TASK TO COMPLETE - Identify every line containing the word "right" and reproduce each one.

[start of TASK DATA]

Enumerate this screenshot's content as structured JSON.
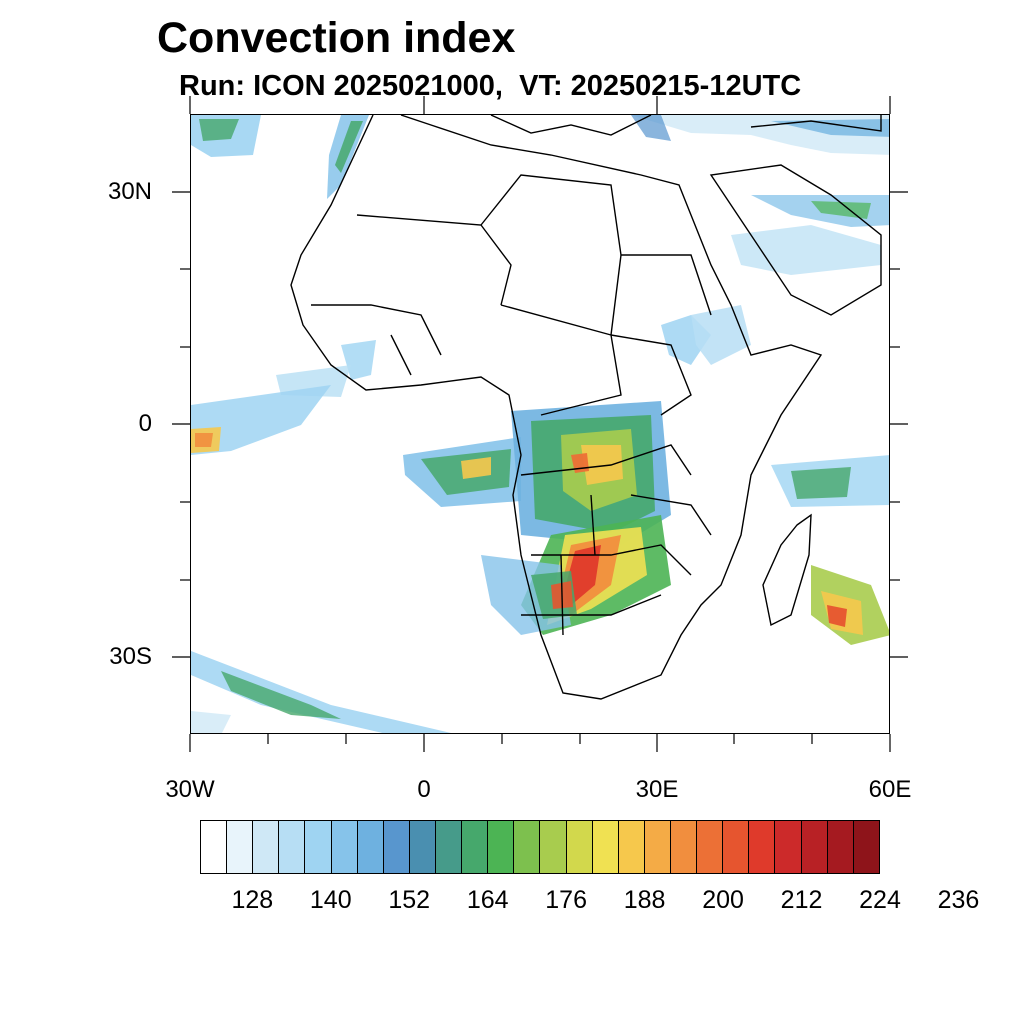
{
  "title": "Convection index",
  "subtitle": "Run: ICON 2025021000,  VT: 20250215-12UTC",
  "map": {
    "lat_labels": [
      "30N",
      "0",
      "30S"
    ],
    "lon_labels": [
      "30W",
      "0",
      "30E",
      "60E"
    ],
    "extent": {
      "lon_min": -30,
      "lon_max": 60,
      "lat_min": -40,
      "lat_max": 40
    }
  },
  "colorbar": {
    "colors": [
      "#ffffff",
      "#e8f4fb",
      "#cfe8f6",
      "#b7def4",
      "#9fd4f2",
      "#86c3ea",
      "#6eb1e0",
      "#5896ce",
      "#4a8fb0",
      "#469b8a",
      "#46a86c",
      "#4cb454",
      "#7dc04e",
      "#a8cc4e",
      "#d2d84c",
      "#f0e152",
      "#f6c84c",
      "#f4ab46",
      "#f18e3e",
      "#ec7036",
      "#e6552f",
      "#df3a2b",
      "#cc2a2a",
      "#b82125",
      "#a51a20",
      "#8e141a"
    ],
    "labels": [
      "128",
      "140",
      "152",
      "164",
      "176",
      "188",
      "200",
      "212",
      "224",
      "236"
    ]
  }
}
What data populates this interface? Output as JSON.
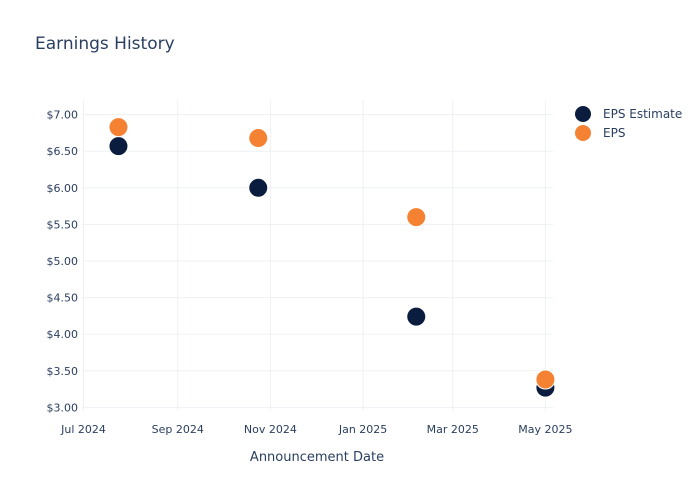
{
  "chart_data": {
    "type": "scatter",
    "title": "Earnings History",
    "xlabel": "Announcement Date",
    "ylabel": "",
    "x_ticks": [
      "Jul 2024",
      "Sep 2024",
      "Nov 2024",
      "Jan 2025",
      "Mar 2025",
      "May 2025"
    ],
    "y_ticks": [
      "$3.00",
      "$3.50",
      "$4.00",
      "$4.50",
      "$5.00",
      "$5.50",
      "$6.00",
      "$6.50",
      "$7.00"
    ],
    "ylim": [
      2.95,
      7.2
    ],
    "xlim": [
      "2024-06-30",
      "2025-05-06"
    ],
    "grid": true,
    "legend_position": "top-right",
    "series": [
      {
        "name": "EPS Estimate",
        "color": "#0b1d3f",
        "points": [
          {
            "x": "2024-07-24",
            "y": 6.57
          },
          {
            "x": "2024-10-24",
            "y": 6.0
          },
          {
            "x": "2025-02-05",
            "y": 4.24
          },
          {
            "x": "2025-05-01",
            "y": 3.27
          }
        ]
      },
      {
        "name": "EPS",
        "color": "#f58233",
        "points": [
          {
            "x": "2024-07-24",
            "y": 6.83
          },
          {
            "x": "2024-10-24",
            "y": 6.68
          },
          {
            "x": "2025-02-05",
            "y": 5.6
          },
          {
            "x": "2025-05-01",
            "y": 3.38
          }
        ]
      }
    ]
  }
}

[end of TASK DATA]
[start of TASK DATA]

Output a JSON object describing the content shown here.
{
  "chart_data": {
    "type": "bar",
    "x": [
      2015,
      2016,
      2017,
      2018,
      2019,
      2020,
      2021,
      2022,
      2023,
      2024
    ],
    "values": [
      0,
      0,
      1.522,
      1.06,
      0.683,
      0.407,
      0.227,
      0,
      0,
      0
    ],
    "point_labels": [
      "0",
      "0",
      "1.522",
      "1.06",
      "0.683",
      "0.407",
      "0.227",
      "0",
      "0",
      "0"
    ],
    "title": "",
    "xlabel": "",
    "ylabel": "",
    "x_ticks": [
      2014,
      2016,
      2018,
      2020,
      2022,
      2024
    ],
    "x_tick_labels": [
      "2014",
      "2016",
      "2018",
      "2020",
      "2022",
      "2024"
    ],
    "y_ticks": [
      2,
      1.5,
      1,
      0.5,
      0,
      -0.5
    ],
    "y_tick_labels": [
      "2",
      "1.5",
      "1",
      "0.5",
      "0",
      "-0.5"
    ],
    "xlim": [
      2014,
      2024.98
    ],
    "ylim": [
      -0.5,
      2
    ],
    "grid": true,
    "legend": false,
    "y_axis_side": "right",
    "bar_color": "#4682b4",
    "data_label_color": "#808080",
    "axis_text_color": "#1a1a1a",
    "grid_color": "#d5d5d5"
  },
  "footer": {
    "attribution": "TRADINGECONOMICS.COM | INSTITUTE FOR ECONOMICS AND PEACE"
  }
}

[end of TASK DATA]

ANSWER TO THIS EXERCISE -
    "legend_position": "top-right",
    "y_axis_side": "right",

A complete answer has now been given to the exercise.